Copy each line below exactly and leave the pictures out.

> **Saved entries**
:::::

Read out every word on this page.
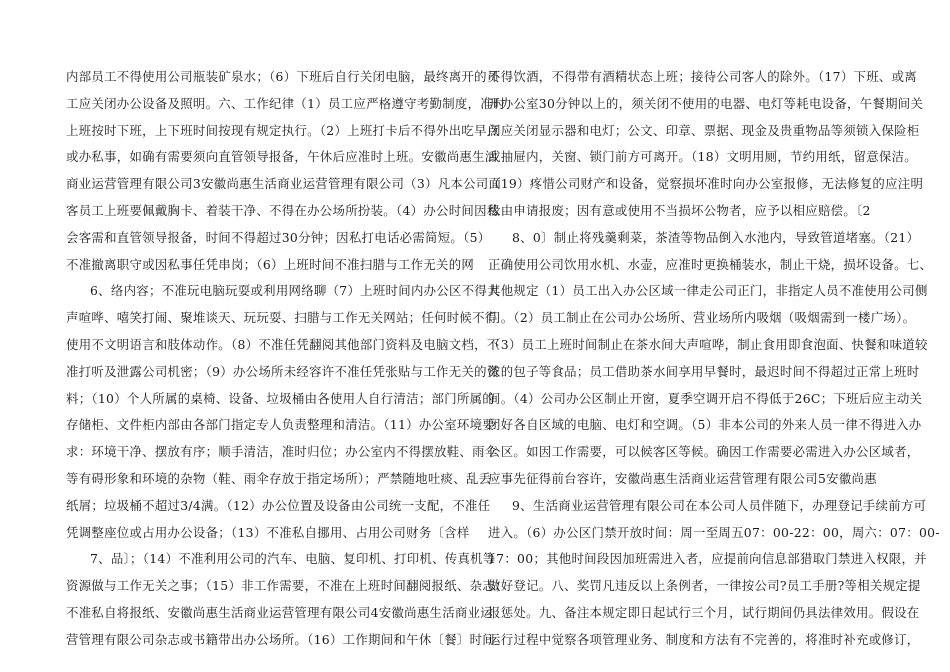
内部员工不得使用公司瓶装矿泉水；（6）下班后自行关闭电脑，最终离开的员
工应关闭办公设备及照明。六、工作纪律（1）员工应严格遵守考勤制度，准时
上班按时下班，上下班时间按现有规定执行。（2）上班打卡后不得外出吃早点
或办私事，如确有需要须向直管领导报备，午休后应准时上班。安徽尚惠生活
商业运营管理有限公司3安徽尚惠生活商业运营管理有限公司（3）凡本公司面
客员工上班要佩戴胸卡、着装干净、不得在办公场所扮装。（4）办公时间因私
会客需和直管领导报备，时间不得超过30分钟；因私打电话必需简短。（5）
不准撤离职守或因私事任凭串岗；（6）上班时间不准扫腊与工作无关的网
6、络内容；不准玩电脑玩耍或利用网络聊（7）上班时间内办公区不得大
声喧哗、嘻笑打闹、聚堆谈天、玩玩耍、扫腊与工作无关网站；任何时候不得
使用不文明语言和肢体动作。（8）不准任凭翻阅其他部门资料及电脑文档，不
准打听及泄露公司机密；（9）办公场所未经容许不准任凭张贴与工作无关的资
料；（10）个人所属的桌椅、设备、垃圾桶由各使用人自行清洁；部门所属的
存储柜、文件柜内部由各部门指定专人负责整理和清洁。（11）办公室环境要
求：环境干净、摆放有序；顺手清洁，准时归位；办公室内不得摆放鞋、雨伞
等有碍形象和环境的杂物（鞋、雨伞存放于指定场所）；严禁随地吐痰、乱丢
纸屑；垃圾桶不超过3/4满。（12）办公位置及设备由公司统一支配，不准任
凭调整座位或占用办公设备；（13）不准私自挪用、占用公司财务〔含样
7、品〕；（14）不准利用公司的汽车、电脑、复印机、打印机、传真机等
资源做与工作无关之事；（15）非工作需要，不准在上班时间翻阅报纸、杂志；
不准私自将报纸、安徽尚惠生活商业运营管理有限公司4安徽尚惠生活商业运
营管理有限公司杂志或书籍带出办公场所。（16）工作期间和午休〔餐〕时间
不得饮酒，不得带有酒精状态上班；接待公司客人的除外。（17）下班、或离
开办公室30分钟以上的，须关闭不使用的电器、电灯等耗电设备，午餐期间关
闭应关闭显示器和电灯；公文、印章、票据、现金及贵重物品等须锁入保险柜
或抽屉内，关窗、锁门前方可离开。（18）文明用厕，节约用纸，留意保洁。
（19）疼惜公司财产和设备，觉察损坏准时向办公室报修，无法修复的应注明
缘由申请报废；因有意或使用不当损坏公物者，应予以相应赔偿。〔2
8、0〕制止将残羹剩菜，茶渣等物品倒入水池内，导致管道堵塞。（21）
正确使用公司饮用水机、水壶，应准时更换桶装水，制止干烧，损坏设备。七、
其他规定（1）员工出入办公区域一律走公司正门，非指定人员不准使用公司侧
门。（2）员工制止在公司办公场所、营业场所内吸烟（吸烟需到一楼广场）。
（3）员工上班时间制止在茶水间大声喧哗，制止食用即食泡面、快餐和味道较
浓的包子等食品；员工借助茶水间享用早餐时，最迟时间不得超过正常上班时
间。（4）公司办公区制止开窗，夏季空调开启不得低于26C；下班后应主动关
闭好各自区域的电脑、电灯和空调。（5）非本公司的外来人员一律不得进入办
公区。如因工作需要，可以候客区等候。确因工作需要必需进入办公区域者，
应事先征得前台容许，安徽尚惠生活商业运营管理有限公司5安徽尚惠
9、生活商业运营管理有限公司在本公司人员伴随下，办理登记手续前方可
进入。（6）办公区门禁开放时间：周一至周五07：00-22：00，周六：07：00-
17：00；其他时间段因加班需进入者，应提前向信息部猎取门禁进入权限，并
做好登记。八、奖罚凡违反以上条例者，一律按公司?员工手册?等相关规定提
报惩处。九、备注本规定即日起试行三个月，试行期间仍具法律效用。假设在
运行过程中觉察各项管理业务、制度和方法有不完善的，将准时补充或修订，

:::::

> **EXERCISE OUTPUT**
Read out every word on this page.
内部员工不得使用公司瓶装矿泉水；（6）下班后自行关闭电脑，最终离开的员
工应关闭办公设备及照明。六、工作纪律（1）员工应严格遵守考勤制度，准时
上班按时下班，上下班时间按现有规定执行。（2）上班打卡后不得外出吃早点
或办私事，如确有需要须向直管领导报备，午休后应准时上班。安徽尚惠生活
商业运营管理有限公司3安徽尚惠生活商业运营管理有限公司（3）凡本公司面
客员工上班要佩戴胸卡、着装干净、不得在办公场所扮装。（4）办公时间因私
会客需和直管领导报备，时间不得超过30分钟；因私打电话必需简短。（5）
不准撤离职守或因私事任凭串岗；（6）上班时间不准扫腊与工作无关的网
6、络内容；不准玩电脑玩耍或利用网络聊（7）上班时间内办公区不得大
声喧哗、嘻笑打闹、聚堆谈天、玩玩耍、扫腊与工作无关网站；任何时候不得
使用不文明语言和肢体动作。（8）不准任凭翻阅其他部门资料及电脑文档，不
准打听及泄露公司机密；（9）办公场所未经容许不准任凭张贴与工作无关的资
料；（10）个人所属的桌椅、设备、垃圾桶由各使用人自行清洁；部门所属的
存储柜、文件柜内部由各部门指定专人负责整理和清洁。（11）办公室环境要
求：环境干净、摆放有序；顺手清洁，准时归位；办公室内不得摆放鞋、雨伞
等有碍形象和环境的杂物（鞋、雨伞存放于指定场所）；严禁随地吐痰、乱丢
纸屑；垃圾桶不超过3/4满。（12）办公位置及设备由公司统一支配，不准任
凭调整座位或占用办公设备；（13）不准私自挪用、占用公司财务〔含样
7、品〕；（14）不准利用公司的汽车、电脑、复印机、打印机、传真机等
资源做与工作无关之事；（15）非工作需要，不准在上班时间翻阅报纸、杂志；
不准私自将报纸、安徽尚惠生活商业运营管理有限公司4安徽尚惠生活商业运
营管理有限公司杂志或书籍带出办公场所。（16）工作期间和午休〔餐〕时间
不得饮酒，不得带有酒精状态上班；接待公司客人的除外。（17）下班、或离
开办公室30分钟以上的，须关闭不使用的电器、电灯等耗电设备，午餐期间关
闭应关闭显示器和电灯；公文、印章、票据、现金及贵重物品等须锁入保险柜
或抽屉内，关窗、锁门前方可离开。（18）文明用厕，节约用纸，留意保洁。
（19）疼惜公司财产和设备，觉察损坏准时向办公室报修，无法修复的应注明
缘由申请报废；因有意或使用不当损坏公物者，应予以相应赔偿。〔2
8、0〕制止将残羹剩菜，茶渣等物品倒入水池内，导致管道堵塞。（21）
正确使用公司饮用水机、水壶，应准时更换桶装水，制止干烧，损坏设备。七、
其他规定（1）员工出入办公区域一律走公司正门，非指定人员不准使用公司侧
门。（2）员工制止在公司办公场所、营业场所内吸烟（吸烟需到一楼广场）。
（3）员工上班时间制止在茶水间大声喧哗，制止食用即食泡面、快餐和味道较
浓的包子等食品；员工借助茶水间享用早餐时，最迟时间不得超过正常上班时
间。（4）公司办公区制止开窗，夏季空调开启不得低于26C；下班后应主动关
闭好各自区域的电脑、电灯和空调。（5）非本公司的外来人员一律不得进入办
公区。如因工作需要，可以候客区等候。确因工作需要必需进入办公区域者，
应事先征得前台容许，安徽尚惠生活商业运营管理有限公司5安徽尚惠
9、生活商业运营管理有限公司在本公司人员伴随下，办理登记手续前方可
进入。（6）办公区门禁开放时间：周一至周五07：00-22：00，周六：07：00-
17：00；其他时间段因加班需进入者，应提前向信息部猎取门禁进入权限，并
做好登记。八、奖罚凡违反以上条例者，一律按公司?员工手册?等相关规定提
报惩处。九、备注本规定即日起试行三个月，试行期间仍具法律效用。假设在
运行过程中觉察各项管理业务、制度和方法有不完善的，将准时补充或修订，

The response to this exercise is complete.